-- start of Provided information --
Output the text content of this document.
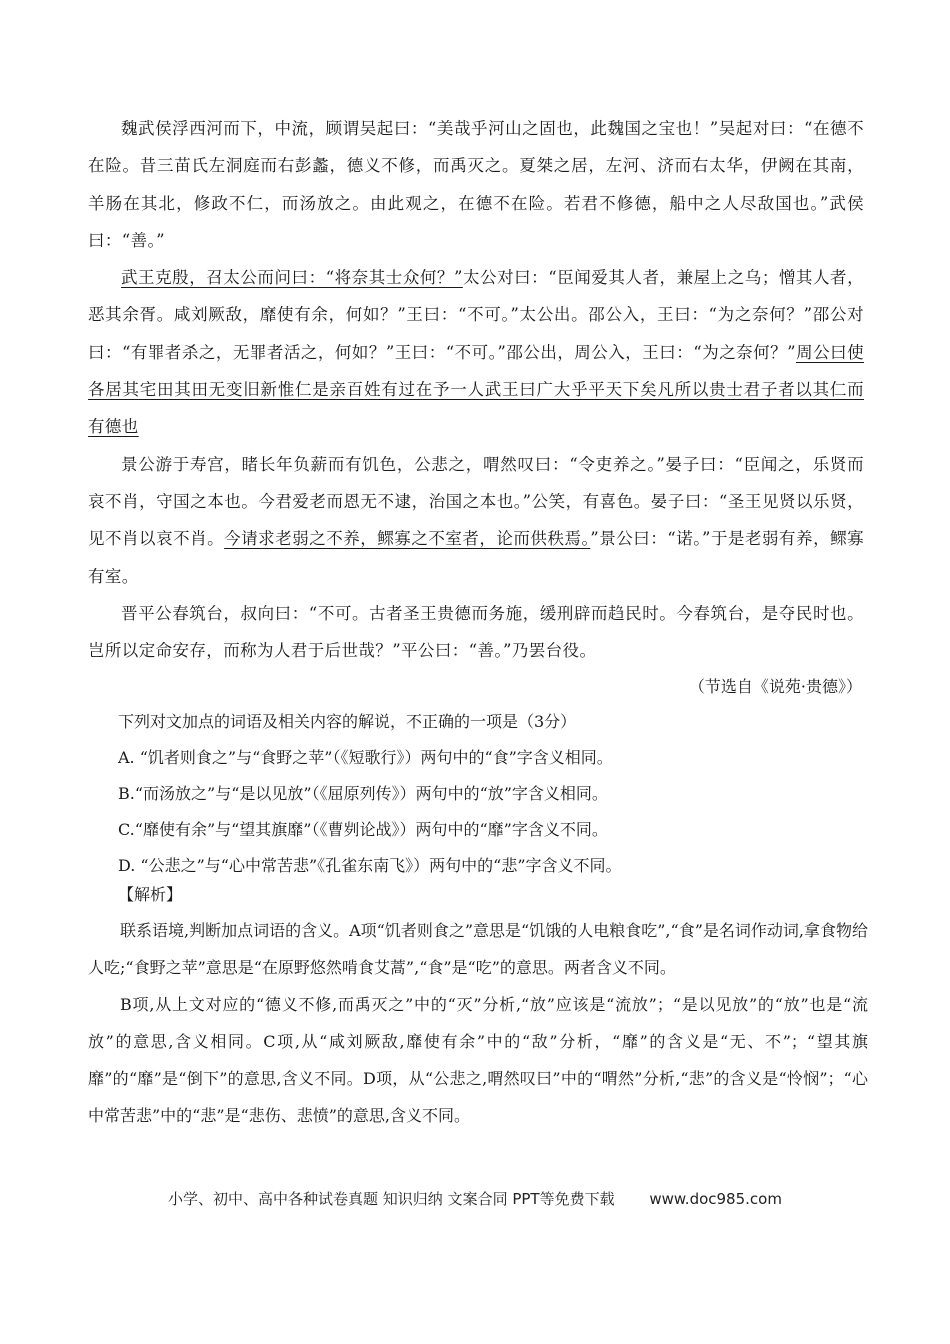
魏武侯浮西河而下，中流，顾谓吴起曰：“美哉乎河山之固也，此魏国之宝也！”吴起对曰：“在德不在险。昔三苗氏左洞庭而右彭蠡，德义不修，而禹灭之。夏桀之居，左河、济而右太华，伊阙在其南，羊肠在其北，修政不仁，而汤放之。由此观之，在德不在险。若君不修德，船中之人尽敌国也。”武侯曰：“善。”

武王克殷，召太公而问曰：“将奈其士众何？”太公对曰：“臣闻爱其人者，兼屋上之乌；憎其人者，恶其余胥。咸刘厥敌，靡使有余，何如？”王曰：“不可。”太公出。邵公入，王曰：“为之奈何？”邵公对曰：“有罪者杀之，无罪者活之，何如？”王曰：“不可。”邵公出，周公入，王曰：“为之奈何？”周公曰使各居其宅田其田无变旧新惟仁是亲百姓有过在予一人武王曰广大乎平天下矣凡所以贵士君子者以其仁而有德也

景公游于寿宫，睹长年负薪而有饥色，公悲之，喟然叹曰：“令吏养之。”晏子曰：“臣闻之，乐贤而哀不肖，守国之本也。今君爱老而恩无不逮，治国之本也。”公笑，有喜色。晏子曰：“圣王见贤以乐贤，见不肖以哀不肖。今请求老弱之不养，鳏寡之不室者，论而供秩焉。”景公曰：“诺。”于是老弱有养，鳏寡有室。

晋平公春筑台，叔向曰：“不可。古者圣王贵德而务施，缓刑辟而趋民时。今春筑台，是夺民时也。岂所以定命安存，而称为人君于后世哉？”平公曰：“善。”乃罢台役。

（节选自《说苑·贵德》）

下列对文加点的词语及相关内容的解说，不正确的一项是（3分）

A. “饥者则食之”与“食野之苹”（《短歌行》）两句中的“食”字含义相同。

B.“而汤放之”与“是以见放”（《屈原列传》）两句中的“放”字含义相同。

C.“靡使有余”与“望其旗靡”（《曹刿论战》）两句中的“靡”字含义不同。

D. “公悲之”与“心中常苦悲”《孔雀东南飞》）两句中的“悲”字含义不同。

【解析】

联系语境,判断加点词语的含义。A项“饥者则食之”意思是“饥饿的人电粮食吃”,“食”是名词作动词,拿食物给人吃;“食野之苹”意思是“在原野悠然啃食艾蒿”,“食”是“吃”的意思。两者含义不同。

B项,从上文对应的“德义不修,而禹灭之”中的“灭”分析,“放”应该是“流放”；“是以见放”的“放”也是“流放”的意思,含义相同。C项,从“咸刘厥敌,靡使有余”中的“敌”分析，“靡”的含义是“无、不”；“望其旗靡”的“靡”是“倒下”的意思,含义不同。D项，从“公悲之,喟然叹曰”中的“喟然”分析,“悲”的含义是“怜悯”；“心中常苦悲”中的“悲”是“悲伤、悲愤”的意思,含义不同。

小学、初中、高中各种试卷真题 知识归纳 文案合同 PPT等免费下载 www.doc985.com
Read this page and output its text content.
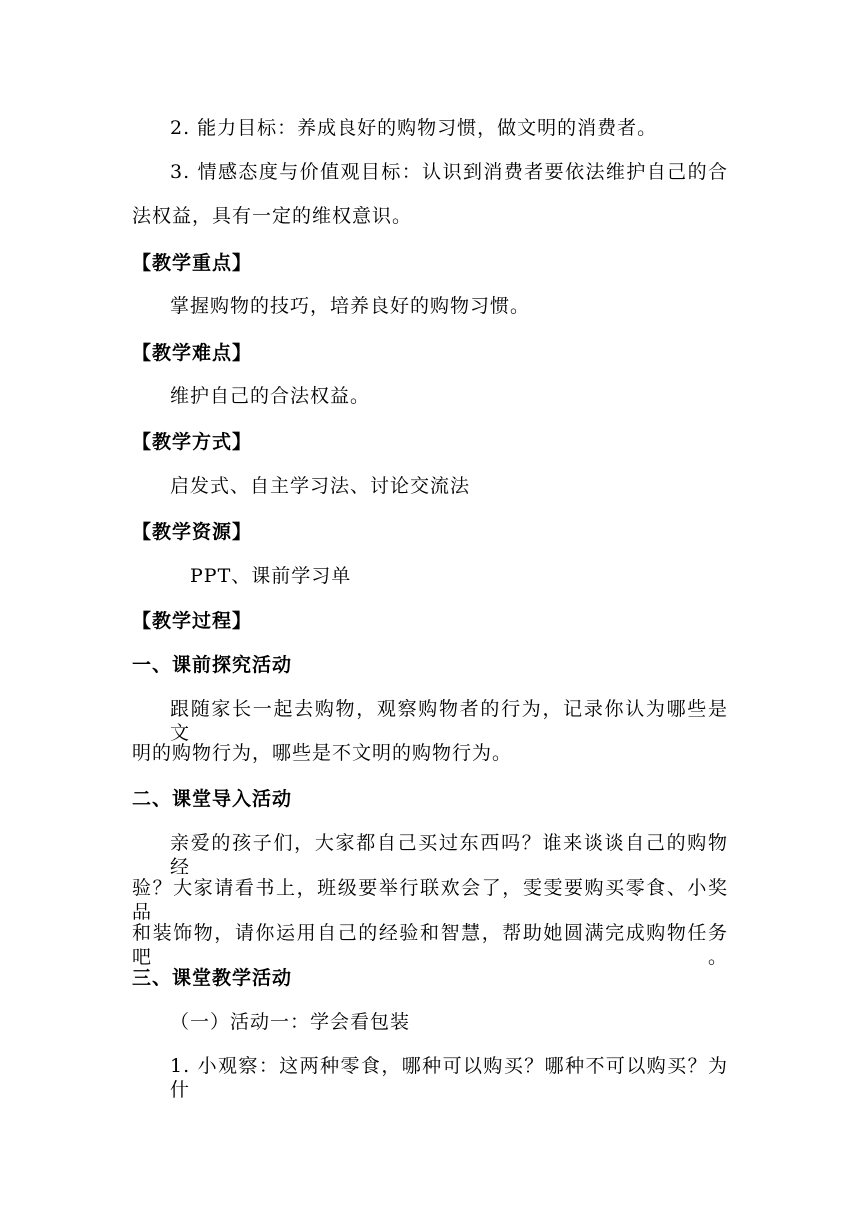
2. 能力目标：养成良好的购物习惯，做文明的消费者。
3. 情感态度与价值观目标：认识到消费者要依法维护自己的合
法权益，具有一定的维权意识。
【教学重点】
掌握购物的技巧，培养良好的购物习惯。
【教学难点】
维护自己的合法权益。
【教学方式】
启发式、自主学习法、讨论交流法
【教学资源】
PPT、课前学习单
【教学过程】
一、课前探究活动
跟随家长一起去购物，观察购物者的行为，记录你认为哪些是文
明的购物行为，哪些是不文明的购物行为。
二、课堂导入活动
亲爱的孩子们，大家都自己买过东西吗？谁来谈谈自己的购物经
验？大家请看书上，班级要举行联欢会了，雯雯要购买零食、小奖品
和装饰物，请你运用自己的经验和智慧，帮助她圆满完成购物任务吧。
三、课堂教学活动
（一）活动一：学会看包装
1. 小观察：这两种零食，哪种可以购买？哪种不可以购买？为什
-- end of Provided information --
Work to be completed: Output the full set of records above without changing a word, and drop the images.

Result below:
Output the text content of this document.
魏武侯浮西河而下，中流，顾谓吴起曰：“美哉乎河山之固也，此魏国之宝也！”吴起对曰：“在德不在险。昔三苗氏左洞庭而右彭蠡，德义不修，而禹灭之。夏桀之居，左河、济而右太华，伊阙在其南，羊肠在其北，修政不仁，而汤放之。由此观之，在德不在险。若君不修德，船中之人尽敌国也。”武侯曰：“善。”

武王克殷，召太公而问曰：“将奈其士众何？”太公对曰：“臣闻爱其人者，兼屋上之乌；憎其人者，恶其余胥。咸刘厥敌，靡使有余，何如？”王曰：“不可。”太公出。邵公入，王曰：“为之奈何？”邵公对曰：“有罪者杀之，无罪者活之，何如？”王曰：“不可。”邵公出，周公入，王曰：“为之奈何？”周公曰使各居其宅田其田无变旧新惟仁是亲百姓有过在予一人武王曰广大乎平天下矣凡所以贵士君子者以其仁而有德也

景公游于寿宫，睹长年负薪而有饥色，公悲之，喟然叹曰：“令吏养之。”晏子曰：“臣闻之，乐贤而哀不肖，守国之本也。今君爱老而恩无不逮，治国之本也。”公笑，有喜色。晏子曰：“圣王见贤以乐贤，见不肖以哀不肖。今请求老弱之不养，鳏寡之不室者，论而供秩焉。”景公曰：“诺。”于是老弱有养，鳏寡有室。

晋平公春筑台，叔向曰：“不可。古者圣王贵德而务施，缓刑辟而趋民时。今春筑台，是夺民时也。岂所以定命安存，而称为人君于后世哉？”平公曰：“善。”乃罢台役。

（节选自《说苑·贵德》）

下列对文加点的词语及相关内容的解说，不正确的一项是（3分）

A. “饥者则食之”与“食野之苹”（《短歌行》）两句中的“食”字含义相同。

B.“而汤放之”与“是以见放”（《屈原列传》）两句中的“放”字含义相同。

C.“靡使有余”与“望其旗靡”（《曹刿论战》）两句中的“靡”字含义不同。

D. “公悲之”与“心中常苦悲”《孔雀东南飞》）两句中的“悲”字含义不同。

【解析】

联系语境,判断加点词语的含义。A项“饥者则食之”意思是“饥饿的人电粮食吃”,“食”是名词作动词,拿食物给人吃;“食野之苹”意思是“在原野悠然啃食艾蒿”,“食”是“吃”的意思。两者含义不同。

B项,从上文对应的“德义不修,而禹灭之”中的“灭”分析,“放”应该是“流放”；“是以见放”的“放”也是“流放”的意思,含义相同。C项,从“咸刘厥敌,靡使有余”中的“敌”分析，“靡”的含义是“无、不”；“望其旗靡”的“靡”是“倒下”的意思,含义不同。D项，从“公悲之,喟然叹曰”中的“喟然”分析,“悲”的含义是“怜悯”；“心中常苦悲”中的“悲”是“悲伤、悲愤”的意思,含义不同。

小学、初中、高中各种试卷真题 知识归纳 文案合同 PPT等免费下载 www.doc985.com
Read this page and output its text content.
2. 能力目标：养成良好的购物习惯，做文明的消费者。
3. 情感态度与价值观目标：认识到消费者要依法维护自己的合
法权益，具有一定的维权意识。
【教学重点】
掌握购物的技巧，培养良好的购物习惯。
【教学难点】
维护自己的合法权益。
【教学方式】
启发式、自主学习法、讨论交流法
【教学资源】
PPT、课前学习单
【教学过程】
一、课前探究活动
跟随家长一起去购物，观察购物者的行为，记录你认为哪些是文
明的购物行为，哪些是不文明的购物行为。
二、课堂导入活动
亲爱的孩子们，大家都自己买过东西吗？谁来谈谈自己的购物经
验？大家请看书上，班级要举行联欢会了，雯雯要购买零食、小奖品
和装饰物，请你运用自己的经验和智慧，帮助她圆满完成购物任务吧。
三、课堂教学活动
（一）活动一：学会看包装
1. 小观察：这两种零食，哪种可以购买？哪种不可以购买？为什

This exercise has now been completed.